- [Exercise goal] Pictures aside, quote the whole listing exactly.

- [Raw data]
** begin **
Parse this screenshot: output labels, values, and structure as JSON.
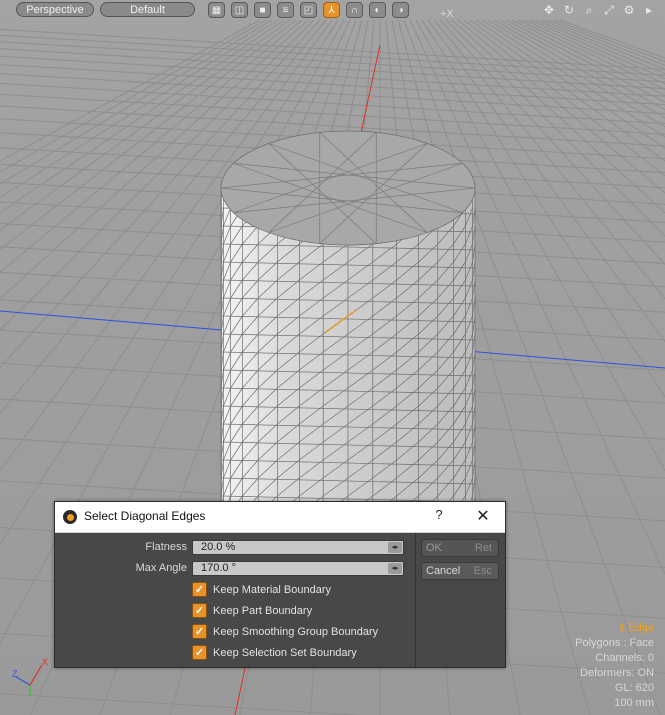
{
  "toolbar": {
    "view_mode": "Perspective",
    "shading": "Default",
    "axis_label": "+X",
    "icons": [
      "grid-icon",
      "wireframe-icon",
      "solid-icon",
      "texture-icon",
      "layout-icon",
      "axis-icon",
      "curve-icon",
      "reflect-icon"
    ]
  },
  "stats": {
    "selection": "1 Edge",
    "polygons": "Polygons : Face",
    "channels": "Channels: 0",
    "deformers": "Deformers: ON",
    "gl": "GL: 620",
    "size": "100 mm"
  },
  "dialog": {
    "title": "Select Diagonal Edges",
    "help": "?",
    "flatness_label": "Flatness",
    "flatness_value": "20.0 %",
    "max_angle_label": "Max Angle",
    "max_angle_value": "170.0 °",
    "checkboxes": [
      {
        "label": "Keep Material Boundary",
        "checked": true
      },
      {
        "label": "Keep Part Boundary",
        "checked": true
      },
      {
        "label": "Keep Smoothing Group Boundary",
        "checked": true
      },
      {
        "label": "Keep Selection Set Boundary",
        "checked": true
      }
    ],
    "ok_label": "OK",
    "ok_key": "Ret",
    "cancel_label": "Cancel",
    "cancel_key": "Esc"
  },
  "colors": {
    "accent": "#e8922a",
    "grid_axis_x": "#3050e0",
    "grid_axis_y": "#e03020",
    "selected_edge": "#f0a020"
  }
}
** end **
- [In response]
Parse this screenshot: output labels, values, and structure as JSON.
{
  "toolbar": {
    "view_mode": "Perspective",
    "shading": "Default",
    "axis_label": "+X",
    "icons": [
      "grid-icon",
      "wireframe-icon",
      "solid-icon",
      "texture-icon",
      "layout-icon",
      "axis-icon",
      "curve-icon",
      "reflect-icon"
    ]
  },
  "stats": {
    "selection": "1 Edge",
    "polygons": "Polygons : Face",
    "channels": "Channels: 0",
    "deformers": "Deformers: ON",
    "gl": "GL: 620",
    "size": "100 mm"
  },
  "dialog": {
    "title": "Select Diagonal Edges",
    "help": "?",
    "flatness_label": "Flatness",
    "flatness_value": "20.0 %",
    "max_angle_label": "Max Angle",
    "max_angle_value": "170.0 °",
    "checkboxes": [
      {
        "label": "Keep Material Boundary",
        "checked": true
      },
      {
        "label": "Keep Part Boundary",
        "checked": true
      },
      {
        "label": "Keep Smoothing Group Boundary",
        "checked": true
      },
      {
        "label": "Keep Selection Set Boundary",
        "checked": true
      }
    ],
    "ok_label": "OK",
    "ok_key": "Ret",
    "cancel_label": "Cancel",
    "cancel_key": "Esc"
  },
  "colors": {
    "accent": "#e8922a",
    "grid_axis_x": "#3050e0",
    "grid_axis_y": "#e03020",
    "selected_edge": "#f0a020"
  }
}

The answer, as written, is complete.